WHAT IS REQUIRED - Where a line contains the word "color", copy that line.

MATERIAL SHOWN -

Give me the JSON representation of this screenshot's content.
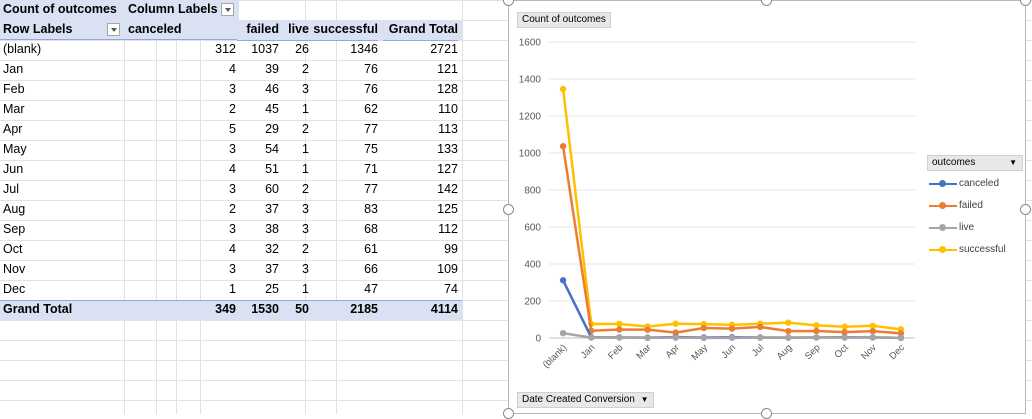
{
  "pivot": {
    "title": "Count of outcomes",
    "column_labels": "Column Labels",
    "row_labels": "Row Labels",
    "headers": [
      "canceled",
      "failed",
      "live",
      "successful",
      "Grand Total"
    ],
    "rows": [
      {
        "label": "(blank)",
        "values": [
          "312",
          "1037",
          "26",
          "1346",
          "2721"
        ]
      },
      {
        "label": "Jan",
        "values": [
          "4",
          "39",
          "2",
          "76",
          "121"
        ]
      },
      {
        "label": "Feb",
        "values": [
          "3",
          "46",
          "3",
          "76",
          "128"
        ]
      },
      {
        "label": "Mar",
        "values": [
          "2",
          "45",
          "1",
          "62",
          "110"
        ]
      },
      {
        "label": "Apr",
        "values": [
          "5",
          "29",
          "2",
          "77",
          "113"
        ]
      },
      {
        "label": "May",
        "values": [
          "3",
          "54",
          "1",
          "75",
          "133"
        ]
      },
      {
        "label": "Jun",
        "values": [
          "4",
          "51",
          "1",
          "71",
          "127"
        ]
      },
      {
        "label": "Jul",
        "values": [
          "3",
          "60",
          "2",
          "77",
          "142"
        ]
      },
      {
        "label": "Aug",
        "values": [
          "2",
          "37",
          "3",
          "83",
          "125"
        ]
      },
      {
        "label": "Sep",
        "values": [
          "3",
          "38",
          "3",
          "68",
          "112"
        ]
      },
      {
        "label": "Oct",
        "values": [
          "4",
          "32",
          "2",
          "61",
          "99"
        ]
      },
      {
        "label": "Nov",
        "values": [
          "3",
          "37",
          "3",
          "66",
          "109"
        ]
      },
      {
        "label": "Dec",
        "values": [
          "1",
          "25",
          "1",
          "47",
          "74"
        ]
      }
    ],
    "grand_total": {
      "label": "Grand Total",
      "values": [
        "349",
        "1530",
        "50",
        "2185",
        "4114"
      ]
    }
  },
  "chart": {
    "value_field_button": "Count of outcomes",
    "axis_field_button": "Date Created Conversion",
    "legend_title": "outcomes"
  },
  "chart_data": {
    "type": "line",
    "categories": [
      "(blank)",
      "Jan",
      "Feb",
      "Mar",
      "Apr",
      "May",
      "Jun",
      "Jul",
      "Aug",
      "Sep",
      "Oct",
      "Nov",
      "Dec"
    ],
    "series": [
      {
        "name": "canceled",
        "color": "#4472c4",
        "values": [
          312,
          4,
          3,
          2,
          5,
          3,
          4,
          3,
          2,
          3,
          4,
          3,
          1
        ]
      },
      {
        "name": "failed",
        "color": "#ed7d31",
        "values": [
          1037,
          39,
          46,
          45,
          29,
          54,
          51,
          60,
          37,
          38,
          32,
          37,
          25
        ]
      },
      {
        "name": "live",
        "color": "#a5a5a5",
        "values": [
          26,
          2,
          3,
          1,
          2,
          1,
          1,
          2,
          3,
          3,
          2,
          3,
          1
        ]
      },
      {
        "name": "successful",
        "color": "#ffc000",
        "values": [
          1346,
          76,
          76,
          62,
          77,
          75,
          71,
          77,
          83,
          68,
          61,
          66,
          47
        ]
      }
    ],
    "yticks": [
      "0",
      "200",
      "400",
      "600",
      "800",
      "1000",
      "1200",
      "1400",
      "1600"
    ],
    "ylim": [
      0,
      1600
    ],
    "grid": true,
    "legend_position": "right"
  }
}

TASK SOLUTION -
        "color": "#4472c4",
        "color": "#ed7d31",
        "color": "#a5a5a5",
        "color": "#ffc000",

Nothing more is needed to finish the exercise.